Once the pictures are set aside, transcribe the remaining data exactly.
--- start ---
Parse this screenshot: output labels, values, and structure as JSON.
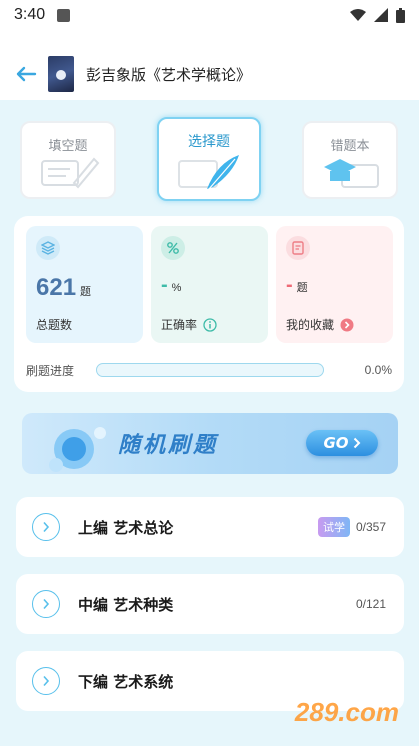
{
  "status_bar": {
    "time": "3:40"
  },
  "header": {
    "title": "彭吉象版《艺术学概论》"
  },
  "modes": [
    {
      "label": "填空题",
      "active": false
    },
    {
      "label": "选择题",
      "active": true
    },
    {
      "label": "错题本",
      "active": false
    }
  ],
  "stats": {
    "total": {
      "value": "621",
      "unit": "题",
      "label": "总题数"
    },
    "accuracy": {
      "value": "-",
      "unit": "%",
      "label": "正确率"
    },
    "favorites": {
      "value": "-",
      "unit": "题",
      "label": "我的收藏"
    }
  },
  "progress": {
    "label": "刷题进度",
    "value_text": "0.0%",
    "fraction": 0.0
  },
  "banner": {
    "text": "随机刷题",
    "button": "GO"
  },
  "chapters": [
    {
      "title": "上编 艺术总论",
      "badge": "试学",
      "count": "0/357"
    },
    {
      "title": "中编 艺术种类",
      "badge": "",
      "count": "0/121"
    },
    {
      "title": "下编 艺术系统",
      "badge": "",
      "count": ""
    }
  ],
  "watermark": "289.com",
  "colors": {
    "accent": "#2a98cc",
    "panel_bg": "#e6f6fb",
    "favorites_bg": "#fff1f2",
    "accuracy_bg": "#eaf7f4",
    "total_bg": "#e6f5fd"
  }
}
--- end ---
Exercise answer:
Parse this screenshot: output labels, values, and structure as JSON.
{
  "status_bar": {
    "time": "3:40"
  },
  "header": {
    "title": "彭吉象版《艺术学概论》"
  },
  "modes": [
    {
      "label": "填空题",
      "active": false
    },
    {
      "label": "选择题",
      "active": true
    },
    {
      "label": "错题本",
      "active": false
    }
  ],
  "stats": {
    "total": {
      "value": "621",
      "unit": "题",
      "label": "总题数"
    },
    "accuracy": {
      "value": "-",
      "unit": "%",
      "label": "正确率"
    },
    "favorites": {
      "value": "-",
      "unit": "题",
      "label": "我的收藏"
    }
  },
  "progress": {
    "label": "刷题进度",
    "value_text": "0.0%",
    "fraction": 0.0
  },
  "banner": {
    "text": "随机刷题",
    "button": "GO"
  },
  "chapters": [
    {
      "title": "上编 艺术总论",
      "badge": "试学",
      "count": "0/357"
    },
    {
      "title": "中编 艺术种类",
      "badge": "",
      "count": "0/121"
    },
    {
      "title": "下编 艺术系统",
      "badge": "",
      "count": ""
    }
  ],
  "watermark": "289.com",
  "colors": {
    "accent": "#2a98cc",
    "panel_bg": "#e6f6fb",
    "favorites_bg": "#fff1f2",
    "accuracy_bg": "#eaf7f4",
    "total_bg": "#e6f5fd"
  }
}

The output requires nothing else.